* begin Task input *

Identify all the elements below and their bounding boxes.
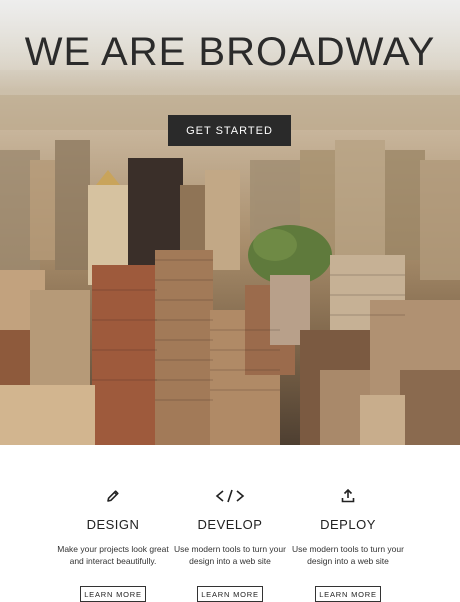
feature-title: DEPLOY [320,517,376,532]
features-section: DESIGN Make your projects look great and… [0,445,460,602]
get-started-button[interactable]: GET STARTED [168,115,291,146]
feature-description: Make your projects look great and intera… [57,544,169,566]
feature-description: Use modern tools to turn your design int… [174,544,286,566]
upload-icon [333,485,363,507]
hero-section: WE ARE BROADWAY GET STARTED [0,0,460,445]
hero-title: WE ARE BROADWAY [24,30,436,74]
pencil-icon [98,485,128,507]
code-icon [215,485,245,507]
feature-description: Use modern tools to turn your design int… [292,544,404,566]
feature-title: DESIGN [86,517,140,532]
feature-title: DEVELOP [197,517,263,532]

* end Task input *

> [Exercise]
Can you copy every row above character for character, leaving out the pictures?

> [Result]
Identify all the elements below and their bounding boxes.
feature-title: DEPLOY [320,517,376,532]
features-section: DESIGN Make your projects look great and… [0,445,460,602]
get-started-button[interactable]: GET STARTED [168,115,291,146]
feature-description: Make your projects look great and intera… [57,544,169,566]
feature-description: Use modern tools to turn your design int… [174,544,286,566]
upload-icon [333,485,363,507]
hero-section: WE ARE BROADWAY GET STARTED [0,0,460,445]
hero-title: WE ARE BROADWAY [24,30,436,74]
pencil-icon [98,485,128,507]
code-icon [215,485,245,507]
feature-description: Use modern tools to turn your design int… [292,544,404,566]
feature-title: DESIGN [86,517,140,532]
feature-title: DEVELOP [197,517,263,532]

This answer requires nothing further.